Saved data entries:

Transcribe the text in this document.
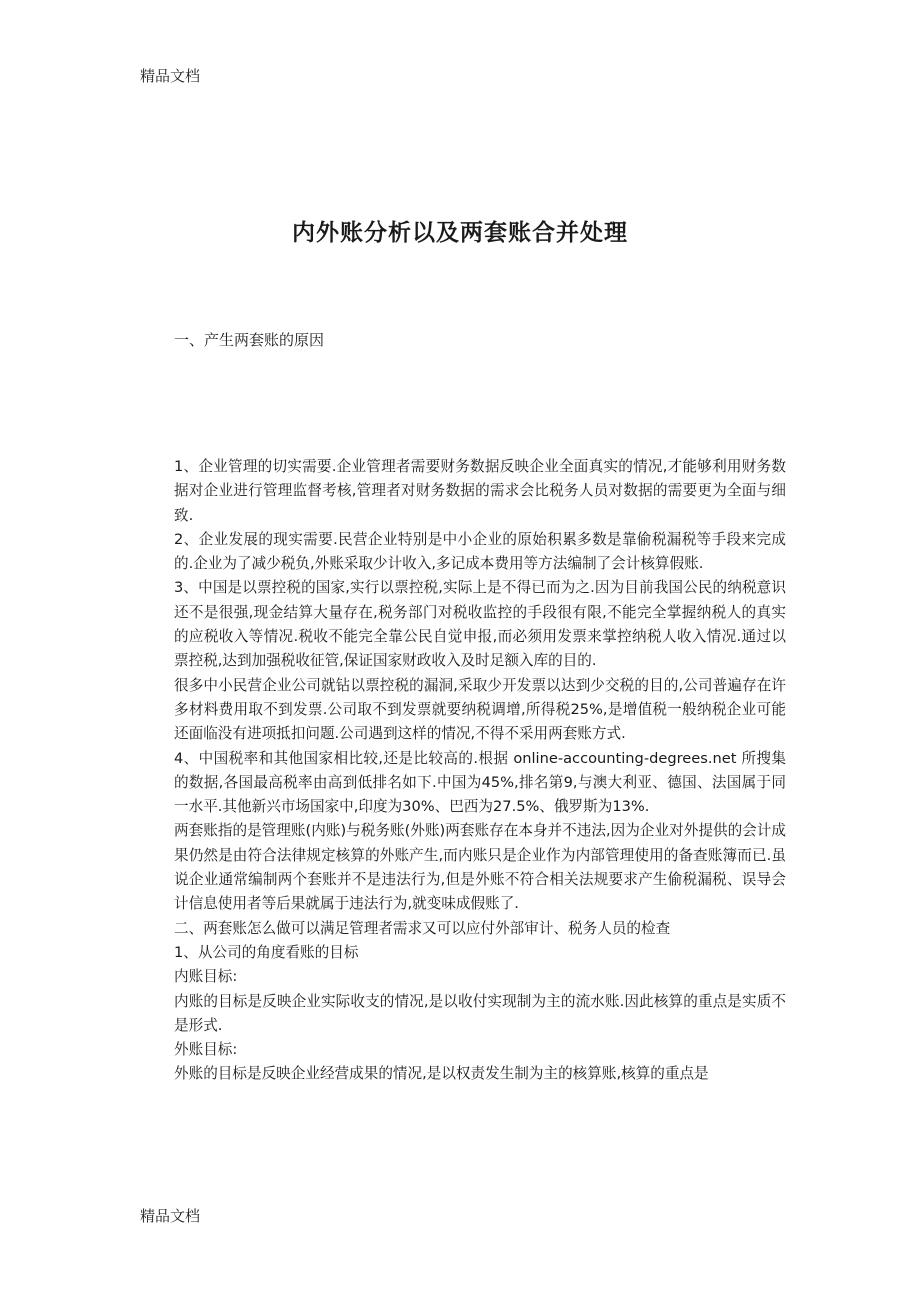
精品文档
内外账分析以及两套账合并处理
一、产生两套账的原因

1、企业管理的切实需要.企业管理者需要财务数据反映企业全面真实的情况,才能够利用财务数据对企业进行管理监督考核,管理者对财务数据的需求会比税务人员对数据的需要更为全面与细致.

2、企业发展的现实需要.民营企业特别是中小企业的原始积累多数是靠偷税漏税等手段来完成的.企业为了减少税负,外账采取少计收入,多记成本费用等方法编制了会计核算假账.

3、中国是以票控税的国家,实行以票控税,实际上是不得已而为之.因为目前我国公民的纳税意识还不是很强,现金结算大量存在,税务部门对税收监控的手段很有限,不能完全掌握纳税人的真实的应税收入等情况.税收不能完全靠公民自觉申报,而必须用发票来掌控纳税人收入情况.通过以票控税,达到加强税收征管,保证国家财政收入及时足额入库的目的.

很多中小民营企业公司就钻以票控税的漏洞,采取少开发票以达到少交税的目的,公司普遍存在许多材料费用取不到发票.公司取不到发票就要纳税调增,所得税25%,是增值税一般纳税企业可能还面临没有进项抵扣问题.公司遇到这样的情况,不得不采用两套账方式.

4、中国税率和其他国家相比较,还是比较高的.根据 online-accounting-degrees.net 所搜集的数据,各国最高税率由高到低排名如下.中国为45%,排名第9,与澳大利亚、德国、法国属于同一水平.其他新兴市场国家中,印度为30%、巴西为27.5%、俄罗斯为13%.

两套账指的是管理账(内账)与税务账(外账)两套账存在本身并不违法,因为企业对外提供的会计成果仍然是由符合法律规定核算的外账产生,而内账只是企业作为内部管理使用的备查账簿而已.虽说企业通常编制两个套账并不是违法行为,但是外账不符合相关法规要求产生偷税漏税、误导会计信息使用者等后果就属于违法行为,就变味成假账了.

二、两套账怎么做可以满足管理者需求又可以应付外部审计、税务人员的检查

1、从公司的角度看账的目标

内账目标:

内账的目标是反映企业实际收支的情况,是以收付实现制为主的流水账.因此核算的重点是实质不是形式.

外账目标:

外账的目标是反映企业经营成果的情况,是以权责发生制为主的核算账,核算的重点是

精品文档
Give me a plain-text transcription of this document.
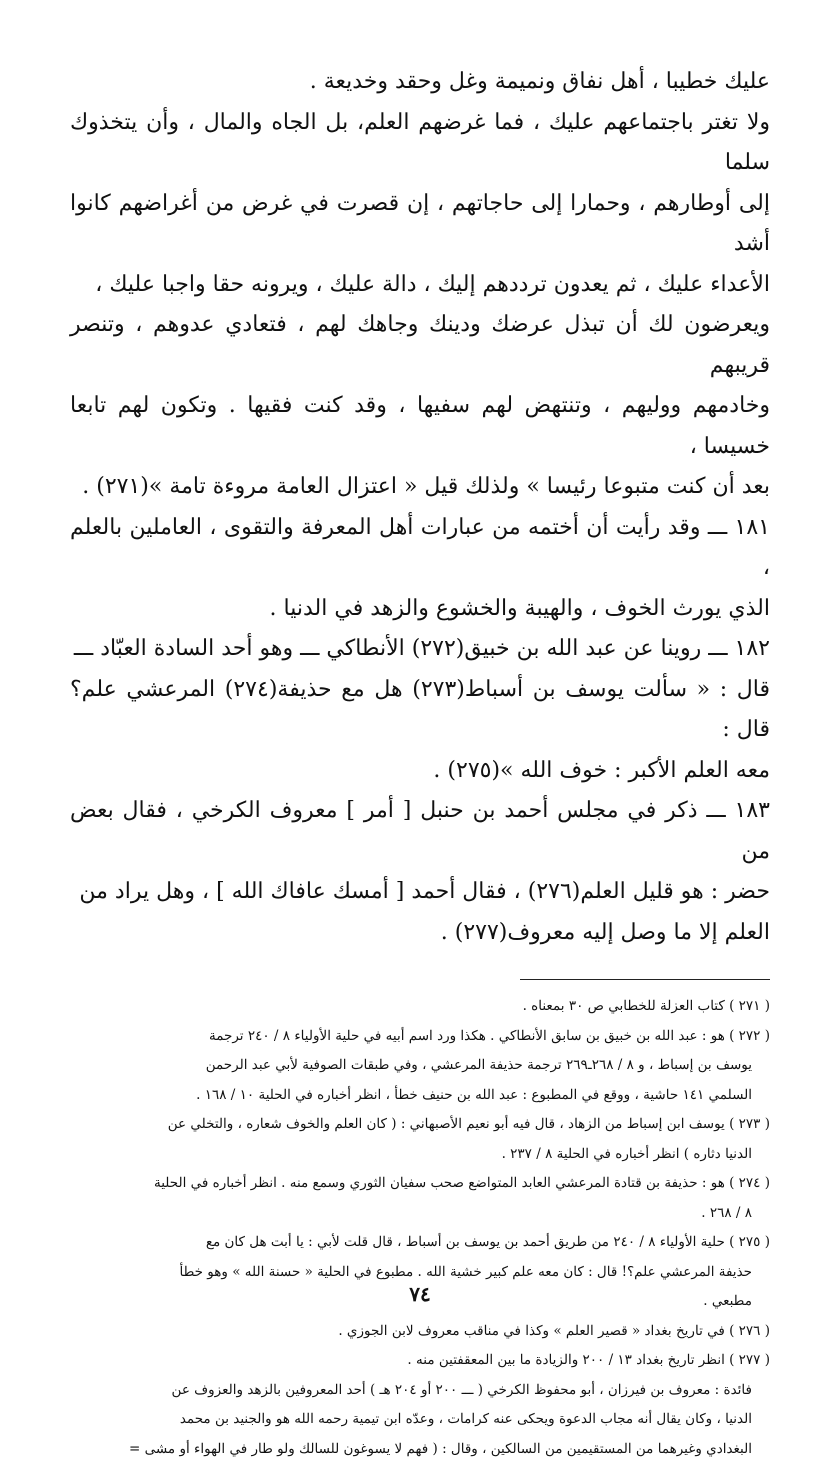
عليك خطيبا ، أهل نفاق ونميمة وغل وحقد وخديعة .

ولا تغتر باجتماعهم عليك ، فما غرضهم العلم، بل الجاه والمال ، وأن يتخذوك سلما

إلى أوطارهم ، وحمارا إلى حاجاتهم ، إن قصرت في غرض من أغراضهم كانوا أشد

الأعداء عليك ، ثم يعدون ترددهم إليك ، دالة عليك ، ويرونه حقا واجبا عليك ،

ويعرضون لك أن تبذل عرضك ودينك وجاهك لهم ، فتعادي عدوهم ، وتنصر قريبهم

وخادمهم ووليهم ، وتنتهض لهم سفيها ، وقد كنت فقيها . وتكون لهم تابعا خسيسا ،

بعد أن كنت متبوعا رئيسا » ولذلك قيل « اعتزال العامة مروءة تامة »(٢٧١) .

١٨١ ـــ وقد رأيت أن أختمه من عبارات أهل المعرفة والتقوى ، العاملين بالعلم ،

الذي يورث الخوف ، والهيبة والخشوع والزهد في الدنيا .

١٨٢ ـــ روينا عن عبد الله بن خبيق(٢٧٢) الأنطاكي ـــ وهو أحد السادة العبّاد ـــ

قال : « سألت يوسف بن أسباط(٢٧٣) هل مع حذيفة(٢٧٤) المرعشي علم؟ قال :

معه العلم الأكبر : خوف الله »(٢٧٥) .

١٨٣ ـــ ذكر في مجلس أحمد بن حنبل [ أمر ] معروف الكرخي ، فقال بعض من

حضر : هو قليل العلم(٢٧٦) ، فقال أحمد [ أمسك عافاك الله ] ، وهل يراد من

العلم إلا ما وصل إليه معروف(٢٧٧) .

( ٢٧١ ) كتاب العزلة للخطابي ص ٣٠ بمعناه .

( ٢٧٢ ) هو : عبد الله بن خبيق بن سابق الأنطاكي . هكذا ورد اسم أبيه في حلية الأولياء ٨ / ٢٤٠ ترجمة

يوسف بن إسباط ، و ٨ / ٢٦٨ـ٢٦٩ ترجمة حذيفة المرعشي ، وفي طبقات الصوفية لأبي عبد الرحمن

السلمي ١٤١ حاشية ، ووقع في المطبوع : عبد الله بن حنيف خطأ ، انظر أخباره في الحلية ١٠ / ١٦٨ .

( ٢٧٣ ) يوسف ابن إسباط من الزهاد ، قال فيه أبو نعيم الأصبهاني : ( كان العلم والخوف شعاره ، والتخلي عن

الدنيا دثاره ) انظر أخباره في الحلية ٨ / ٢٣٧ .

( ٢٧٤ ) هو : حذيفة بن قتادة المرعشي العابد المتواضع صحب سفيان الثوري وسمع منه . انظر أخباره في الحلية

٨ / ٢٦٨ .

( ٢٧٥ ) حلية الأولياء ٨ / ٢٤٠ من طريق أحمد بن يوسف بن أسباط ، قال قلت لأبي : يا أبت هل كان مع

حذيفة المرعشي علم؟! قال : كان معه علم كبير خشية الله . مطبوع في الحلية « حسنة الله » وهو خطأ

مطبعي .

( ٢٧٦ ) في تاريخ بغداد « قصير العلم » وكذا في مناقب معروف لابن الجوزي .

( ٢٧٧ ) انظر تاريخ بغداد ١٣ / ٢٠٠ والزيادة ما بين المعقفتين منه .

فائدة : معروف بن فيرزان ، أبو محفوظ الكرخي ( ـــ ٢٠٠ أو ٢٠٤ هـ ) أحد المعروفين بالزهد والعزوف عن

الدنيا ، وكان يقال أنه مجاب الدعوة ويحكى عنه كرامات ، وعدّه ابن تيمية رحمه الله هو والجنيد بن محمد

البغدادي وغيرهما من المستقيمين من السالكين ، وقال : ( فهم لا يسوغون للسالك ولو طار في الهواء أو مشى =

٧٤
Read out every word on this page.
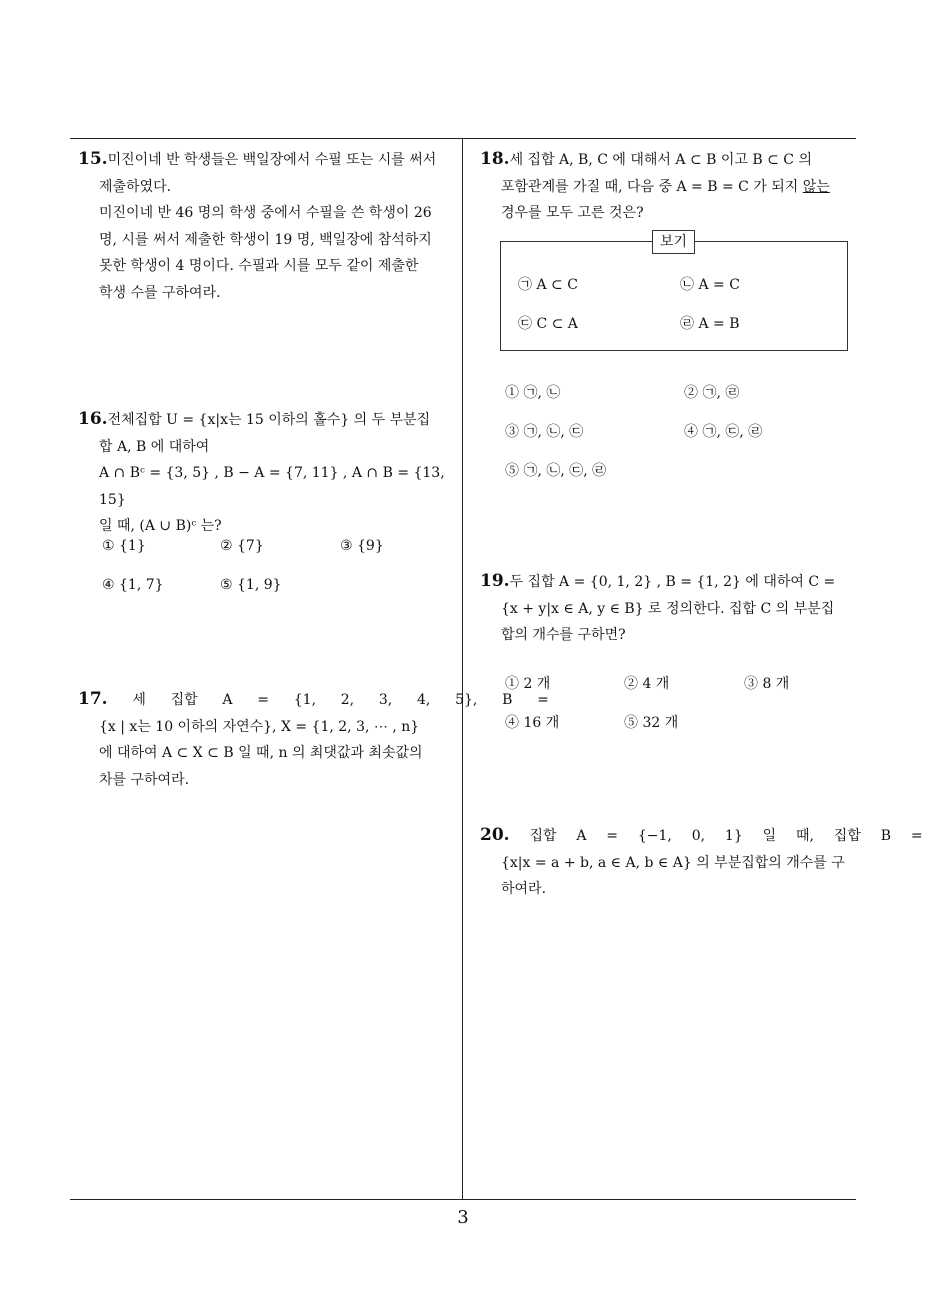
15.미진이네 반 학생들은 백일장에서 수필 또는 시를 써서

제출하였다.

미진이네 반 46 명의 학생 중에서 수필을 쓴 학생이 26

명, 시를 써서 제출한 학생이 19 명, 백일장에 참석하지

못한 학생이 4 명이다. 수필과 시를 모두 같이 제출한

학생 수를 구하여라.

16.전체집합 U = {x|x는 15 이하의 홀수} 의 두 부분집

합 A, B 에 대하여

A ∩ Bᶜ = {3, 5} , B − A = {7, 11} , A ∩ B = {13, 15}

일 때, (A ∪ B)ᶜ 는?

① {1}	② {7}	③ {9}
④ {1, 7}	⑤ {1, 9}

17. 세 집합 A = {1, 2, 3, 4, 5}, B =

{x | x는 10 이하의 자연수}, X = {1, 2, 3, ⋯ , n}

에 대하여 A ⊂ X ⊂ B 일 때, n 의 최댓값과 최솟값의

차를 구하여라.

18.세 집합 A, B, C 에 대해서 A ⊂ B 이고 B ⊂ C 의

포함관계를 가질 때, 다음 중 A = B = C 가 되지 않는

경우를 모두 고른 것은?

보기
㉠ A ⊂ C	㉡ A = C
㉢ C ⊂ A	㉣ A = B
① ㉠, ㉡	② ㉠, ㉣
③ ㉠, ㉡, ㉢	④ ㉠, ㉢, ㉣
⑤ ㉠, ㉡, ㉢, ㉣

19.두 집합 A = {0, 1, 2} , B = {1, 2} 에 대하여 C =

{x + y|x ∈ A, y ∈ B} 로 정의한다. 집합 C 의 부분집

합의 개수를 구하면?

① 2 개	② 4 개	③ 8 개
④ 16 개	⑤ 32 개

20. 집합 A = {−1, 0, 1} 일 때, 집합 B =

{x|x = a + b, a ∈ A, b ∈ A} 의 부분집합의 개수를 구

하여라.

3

Exercise requirements:
Transcribe every entry above exactly. Omit all pictures.

Answer for the task:
Transcribe the text in this document.
精品文档
内外账分析以及两套账合并处理
一、产生两套账的原因

1、企业管理的切实需要.企业管理者需要财务数据反映企业全面真实的情况,才能够利用财务数据对企业进行管理监督考核,管理者对财务数据的需求会比税务人员对数据的需要更为全面与细致.

2、企业发展的现实需要.民营企业特别是中小企业的原始积累多数是靠偷税漏税等手段来完成的.企业为了减少税负,外账采取少计收入,多记成本费用等方法编制了会计核算假账.

3、中国是以票控税的国家,实行以票控税,实际上是不得已而为之.因为目前我国公民的纳税意识还不是很强,现金结算大量存在,税务部门对税收监控的手段很有限,不能完全掌握纳税人的真实的应税收入等情况.税收不能完全靠公民自觉申报,而必须用发票来掌控纳税人收入情况.通过以票控税,达到加强税收征管,保证国家财政收入及时足额入库的目的.

很多中小民营企业公司就钻以票控税的漏洞,采取少开发票以达到少交税的目的,公司普遍存在许多材料费用取不到发票.公司取不到发票就要纳税调增,所得税25%,是增值税一般纳税企业可能还面临没有进项抵扣问题.公司遇到这样的情况,不得不采用两套账方式.

4、中国税率和其他国家相比较,还是比较高的.根据 online-accounting-degrees.net 所搜集的数据,各国最高税率由高到低排名如下.中国为45%,排名第9,与澳大利亚、德国、法国属于同一水平.其他新兴市场国家中,印度为30%、巴西为27.5%、俄罗斯为13%.

两套账指的是管理账(内账)与税务账(外账)两套账存在本身并不违法,因为企业对外提供的会计成果仍然是由符合法律规定核算的外账产生,而内账只是企业作为内部管理使用的备查账簿而已.虽说企业通常编制两个套账并不是违法行为,但是外账不符合相关法规要求产生偷税漏税、误导会计信息使用者等后果就属于违法行为,就变味成假账了.

二、两套账怎么做可以满足管理者需求又可以应付外部审计、税务人员的检查

1、从公司的角度看账的目标

内账目标:

内账的目标是反映企业实际收支的情况,是以收付实现制为主的流水账.因此核算的重点是实质不是形式.

外账目标:

外账的目标是反映企业经营成果的情况,是以权责发生制为主的核算账,核算的重点是

精品文档
Give me a plain-text transcription of this document.
عليك خطيبا ، أهل نفاق ونميمة وغل وحقد وخديعة .

ولا تغتر باجتماعهم عليك ، فما غرضهم العلم، بل الجاه والمال ، وأن يتخذوك سلما

إلى أوطارهم ، وحمارا إلى حاجاتهم ، إن قصرت في غرض من أغراضهم كانوا أشد

الأعداء عليك ، ثم يعدون ترددهم إليك ، دالة عليك ، ويرونه حقا واجبا عليك ،

ويعرضون لك أن تبذل عرضك ودينك وجاهك لهم ، فتعادي عدوهم ، وتنصر قريبهم

وخادمهم ووليهم ، وتنتهض لهم سفيها ، وقد كنت فقيها . وتكون لهم تابعا خسيسا ،

بعد أن كنت متبوعا رئيسا » ولذلك قيل « اعتزال العامة مروءة تامة »(٢٧١) .

١٨١ ـــ وقد رأيت أن أختمه من عبارات أهل المعرفة والتقوى ، العاملين بالعلم ،

الذي يورث الخوف ، والهيبة والخشوع والزهد في الدنيا .

١٨٢ ـــ روينا عن عبد الله بن خبيق(٢٧٢) الأنطاكي ـــ وهو أحد السادة العبّاد ـــ

قال : « سألت يوسف بن أسباط(٢٧٣) هل مع حذيفة(٢٧٤) المرعشي علم؟ قال :

معه العلم الأكبر : خوف الله »(٢٧٥) .

١٨٣ ـــ ذكر في مجلس أحمد بن حنبل [ أمر ] معروف الكرخي ، فقال بعض من

حضر : هو قليل العلم(٢٧٦) ، فقال أحمد [ أمسك عافاك الله ] ، وهل يراد من

العلم إلا ما وصل إليه معروف(٢٧٧) .

( ٢٧١ ) كتاب العزلة للخطابي ص ٣٠ بمعناه .

( ٢٧٢ ) هو : عبد الله بن خبيق بن سابق الأنطاكي . هكذا ورد اسم أبيه في حلية الأولياء ٨ / ٢٤٠ ترجمة

يوسف بن إسباط ، و ٨ / ٢٦٨ـ٢٦٩ ترجمة حذيفة المرعشي ، وفي طبقات الصوفية لأبي عبد الرحمن

السلمي ١٤١ حاشية ، ووقع في المطبوع : عبد الله بن حنيف خطأ ، انظر أخباره في الحلية ١٠ / ١٦٨ .

( ٢٧٣ ) يوسف ابن إسباط من الزهاد ، قال فيه أبو نعيم الأصبهاني : ( كان العلم والخوف شعاره ، والتخلي عن

الدنيا دثاره ) انظر أخباره في الحلية ٨ / ٢٣٧ .

( ٢٧٤ ) هو : حذيفة بن قتادة المرعشي العابد المتواضع صحب سفيان الثوري وسمع منه . انظر أخباره في الحلية

٨ / ٢٦٨ .

( ٢٧٥ ) حلية الأولياء ٨ / ٢٤٠ من طريق أحمد بن يوسف بن أسباط ، قال قلت لأبي : يا أبت هل كان مع

حذيفة المرعشي علم؟! قال : كان معه علم كبير خشية الله . مطبوع في الحلية « حسنة الله » وهو خطأ

مطبعي .

( ٢٧٦ ) في تاريخ بغداد « قصير العلم » وكذا في مناقب معروف لابن الجوزي .

( ٢٧٧ ) انظر تاريخ بغداد ١٣ / ٢٠٠ والزيادة ما بين المعقفتين منه .

فائدة : معروف بن فيرزان ، أبو محفوظ الكرخي ( ـــ ٢٠٠ أو ٢٠٤ هـ ) أحد المعروفين بالزهد والعزوف عن

الدنيا ، وكان يقال أنه مجاب الدعوة ويحكى عنه كرامات ، وعدّه ابن تيمية رحمه الله هو والجنيد بن محمد

البغدادي وغيرهما من المستقيمين من السالكين ، وقال : ( فهم لا يسوغون للسالك ولو طار في الهواء أو مشى =

٧٤
Read out every word on this page.
15.미진이네 반 학생들은 백일장에서 수필 또는 시를 써서

제출하였다.

미진이네 반 46 명의 학생 중에서 수필을 쓴 학생이 26

명, 시를 써서 제출한 학생이 19 명, 백일장에 참석하지

못한 학생이 4 명이다. 수필과 시를 모두 같이 제출한

학생 수를 구하여라.

16.전체집합 U = {x|x는 15 이하의 홀수} 의 두 부분집

합 A, B 에 대하여

A ∩ Bᶜ = {3, 5} , B − A = {7, 11} , A ∩ B = {13, 15}

일 때, (A ∪ B)ᶜ 는?

① {1}	② {7}	③ {9}
④ {1, 7}	⑤ {1, 9}

17. 세 집합 A = {1, 2, 3, 4, 5}, B =

{x | x는 10 이하의 자연수}, X = {1, 2, 3, ⋯ , n}

에 대하여 A ⊂ X ⊂ B 일 때, n 의 최댓값과 최솟값의

차를 구하여라.

18.세 집합 A, B, C 에 대해서 A ⊂ B 이고 B ⊂ C 의

포함관계를 가질 때, 다음 중 A = B = C 가 되지 않는

경우를 모두 고른 것은?

보기
㉠ A ⊂ C	㉡ A = C
㉢ C ⊂ A	㉣ A = B
① ㉠, ㉡	② ㉠, ㉣
③ ㉠, ㉡, ㉢	④ ㉠, ㉢, ㉣
⑤ ㉠, ㉡, ㉢, ㉣

19.두 집합 A = {0, 1, 2} , B = {1, 2} 에 대하여 C =

{x + y|x ∈ A, y ∈ B} 로 정의한다. 집합 C 의 부분집

합의 개수를 구하면?

① 2 개	② 4 개	③ 8 개
④ 16 개	⑤ 32 개

20. 집합 A = {−1, 0, 1} 일 때, 집합 B =

{x|x = a + b, a ∈ A, b ∈ A} 의 부분집합의 개수를 구

하여라.

3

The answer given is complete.